⟨

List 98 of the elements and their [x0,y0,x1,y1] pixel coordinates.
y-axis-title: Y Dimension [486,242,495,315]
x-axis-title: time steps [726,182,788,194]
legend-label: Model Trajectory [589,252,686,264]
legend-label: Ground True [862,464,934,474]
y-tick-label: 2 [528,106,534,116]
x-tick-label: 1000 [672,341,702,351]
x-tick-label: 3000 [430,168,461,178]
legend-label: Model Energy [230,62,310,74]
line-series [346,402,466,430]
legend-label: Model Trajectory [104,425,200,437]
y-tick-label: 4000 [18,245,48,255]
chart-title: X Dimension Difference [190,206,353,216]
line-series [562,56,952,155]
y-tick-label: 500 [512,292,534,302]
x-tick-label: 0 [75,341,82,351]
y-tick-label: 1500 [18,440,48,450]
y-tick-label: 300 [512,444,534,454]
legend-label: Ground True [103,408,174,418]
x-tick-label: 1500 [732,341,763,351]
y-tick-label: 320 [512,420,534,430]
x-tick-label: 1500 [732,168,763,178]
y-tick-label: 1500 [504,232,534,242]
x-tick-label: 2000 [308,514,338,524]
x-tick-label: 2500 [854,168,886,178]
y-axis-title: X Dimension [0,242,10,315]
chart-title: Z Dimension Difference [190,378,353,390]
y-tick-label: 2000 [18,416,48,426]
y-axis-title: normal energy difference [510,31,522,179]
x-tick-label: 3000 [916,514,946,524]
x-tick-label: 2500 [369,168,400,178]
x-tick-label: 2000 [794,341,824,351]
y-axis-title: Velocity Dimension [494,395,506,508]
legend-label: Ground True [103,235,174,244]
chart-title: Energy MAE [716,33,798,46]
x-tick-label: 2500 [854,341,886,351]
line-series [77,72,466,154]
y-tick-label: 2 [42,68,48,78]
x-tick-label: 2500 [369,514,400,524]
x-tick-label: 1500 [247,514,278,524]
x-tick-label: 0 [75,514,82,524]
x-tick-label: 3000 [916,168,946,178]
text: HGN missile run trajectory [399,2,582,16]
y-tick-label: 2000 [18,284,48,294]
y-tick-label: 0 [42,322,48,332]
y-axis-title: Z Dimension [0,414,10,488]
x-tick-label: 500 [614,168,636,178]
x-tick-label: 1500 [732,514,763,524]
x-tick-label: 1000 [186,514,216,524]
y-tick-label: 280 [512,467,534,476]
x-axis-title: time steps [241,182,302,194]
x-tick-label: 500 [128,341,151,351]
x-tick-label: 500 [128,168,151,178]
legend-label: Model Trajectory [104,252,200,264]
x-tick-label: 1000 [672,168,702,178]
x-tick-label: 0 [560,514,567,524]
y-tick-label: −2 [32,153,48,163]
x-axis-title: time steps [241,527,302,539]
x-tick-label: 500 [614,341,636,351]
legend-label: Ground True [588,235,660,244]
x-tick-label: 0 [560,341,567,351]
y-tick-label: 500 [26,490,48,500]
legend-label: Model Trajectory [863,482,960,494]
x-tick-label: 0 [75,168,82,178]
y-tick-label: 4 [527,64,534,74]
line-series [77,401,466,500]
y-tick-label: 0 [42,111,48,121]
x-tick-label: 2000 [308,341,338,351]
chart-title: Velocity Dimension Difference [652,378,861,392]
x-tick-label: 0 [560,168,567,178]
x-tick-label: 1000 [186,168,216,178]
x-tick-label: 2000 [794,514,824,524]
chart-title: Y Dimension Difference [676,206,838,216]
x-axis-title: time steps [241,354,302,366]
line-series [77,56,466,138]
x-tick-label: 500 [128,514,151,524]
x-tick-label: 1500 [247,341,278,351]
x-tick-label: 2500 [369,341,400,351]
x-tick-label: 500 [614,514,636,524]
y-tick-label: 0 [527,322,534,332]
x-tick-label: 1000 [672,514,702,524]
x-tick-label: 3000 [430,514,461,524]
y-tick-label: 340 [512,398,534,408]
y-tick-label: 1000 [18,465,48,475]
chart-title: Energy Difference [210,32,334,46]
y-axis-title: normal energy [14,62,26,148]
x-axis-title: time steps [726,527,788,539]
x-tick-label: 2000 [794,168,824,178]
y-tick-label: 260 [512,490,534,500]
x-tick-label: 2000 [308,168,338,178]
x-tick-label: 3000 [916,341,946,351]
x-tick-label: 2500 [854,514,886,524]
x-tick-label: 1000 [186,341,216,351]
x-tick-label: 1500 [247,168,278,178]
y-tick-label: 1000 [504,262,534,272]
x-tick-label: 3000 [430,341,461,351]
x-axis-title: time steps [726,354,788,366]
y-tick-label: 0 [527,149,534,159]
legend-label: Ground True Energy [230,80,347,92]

⟩

◆ Задание:
Выведите весь приведённый выше материал строка за строкой, ничего в нём не меняя.

◆ Готовый ответ:
List 98 of the elements and their [x0,y0,x1,y1] pixel coordinates.
y-axis-title: Y Dimension [486,242,495,315]
x-axis-title: time steps [726,182,788,194]
legend-label: Model Trajectory [589,252,686,264]
legend-label: Ground True [862,464,934,474]
y-tick-label: 2 [528,106,534,116]
x-tick-label: 1000 [672,341,702,351]
x-tick-label: 3000 [430,168,461,178]
legend-label: Model Energy [230,62,310,74]
line-series [346,402,466,430]
legend-label: Model Trajectory [104,425,200,437]
y-tick-label: 4000 [18,245,48,255]
chart-title: X Dimension Difference [190,206,353,216]
line-series [562,56,952,155]
y-tick-label: 500 [512,292,534,302]
x-tick-label: 0 [75,341,82,351]
y-tick-label: 1500 [18,440,48,450]
y-tick-label: 300 [512,444,534,454]
legend-label: Ground True [103,408,174,418]
x-tick-label: 1500 [732,341,763,351]
y-tick-label: 320 [512,420,534,430]
x-tick-label: 1500 [732,168,763,178]
y-tick-label: 1500 [504,232,534,242]
x-tick-label: 2000 [308,514,338,524]
x-tick-label: 2500 [854,168,886,178]
y-axis-title: X Dimension [0,242,10,315]
chart-title: Z Dimension Difference [190,378,353,390]
y-tick-label: 2000 [18,416,48,426]
y-axis-title: normal energy difference [510,31,522,179]
x-tick-label: 3000 [916,514,946,524]
x-tick-label: 2500 [369,168,400,178]
x-tick-label: 2000 [794,341,824,351]
y-axis-title: Velocity Dimension [494,395,506,508]
legend-label: Ground True [103,235,174,244]
chart-title: Energy MAE [716,33,798,46]
x-tick-label: 2500 [854,341,886,351]
line-series [77,72,466,154]
y-tick-label: 2 [42,68,48,78]
x-tick-label: 2500 [369,514,400,524]
x-tick-label: 1500 [247,514,278,524]
x-tick-label: 0 [75,514,82,524]
x-tick-label: 3000 [916,168,946,178]
text: HGN missile run trajectory [399,2,582,16]
y-tick-label: 2000 [18,284,48,294]
y-tick-label: 0 [42,322,48,332]
y-axis-title: Z Dimension [0,414,10,488]
x-tick-label: 500 [614,168,636,178]
x-tick-label: 1500 [732,514,763,524]
x-tick-label: 1000 [186,514,216,524]
y-tick-label: 280 [512,467,534,476]
x-axis-title: time steps [241,182,302,194]
x-tick-label: 500 [128,341,151,351]
x-tick-label: 500 [128,168,151,178]
legend-label: Model Trajectory [104,252,200,264]
x-tick-label: 1000 [672,168,702,178]
x-tick-label: 0 [560,514,567,524]
y-tick-label: −2 [32,153,48,163]
x-axis-title: time steps [241,527,302,539]
x-tick-label: 500 [614,341,636,351]
legend-label: Ground True [588,235,660,244]
x-tick-label: 0 [560,341,567,351]
y-tick-label: 500 [26,490,48,500]
legend-label: Model Trajectory [863,482,960,494]
x-tick-label: 0 [75,168,82,178]
y-tick-label: 4 [527,64,534,74]
line-series [77,401,466,500]
y-tick-label: 0 [42,111,48,121]
x-tick-label: 2000 [308,341,338,351]
chart-title: Velocity Dimension Difference [652,378,861,392]
x-tick-label: 0 [560,168,567,178]
x-tick-label: 1000 [186,168,216,178]
x-tick-label: 2000 [794,514,824,524]
chart-title: Y Dimension Difference [676,206,838,216]
x-axis-title: time steps [241,354,302,366]
line-series [77,56,466,138]
x-tick-label: 500 [128,514,151,524]
x-tick-label: 1500 [247,341,278,351]
x-tick-label: 2500 [369,341,400,351]
x-tick-label: 500 [614,514,636,524]
y-tick-label: 0 [527,322,534,332]
x-tick-label: 1000 [672,514,702,524]
x-tick-label: 3000 [430,514,461,524]
y-tick-label: 340 [512,398,534,408]
y-tick-label: 1000 [18,465,48,475]
chart-title: Energy Difference [210,32,334,46]
y-axis-title: normal energy [14,62,26,148]
x-axis-title: time steps [726,527,788,539]
x-tick-label: 2000 [794,168,824,178]
y-tick-label: 260 [512,490,534,500]
x-tick-label: 2000 [308,168,338,178]
x-tick-label: 3000 [916,341,946,351]
x-tick-label: 2500 [854,514,886,524]
x-tick-label: 1000 [186,341,216,351]
x-tick-label: 1500 [247,168,278,178]
y-tick-label: 1000 [504,262,534,272]
x-tick-label: 3000 [430,341,461,351]
x-axis-title: time steps [726,354,788,366]
y-tick-label: 0 [527,149,534,159]
legend-label: Ground True Energy [230,80,347,92]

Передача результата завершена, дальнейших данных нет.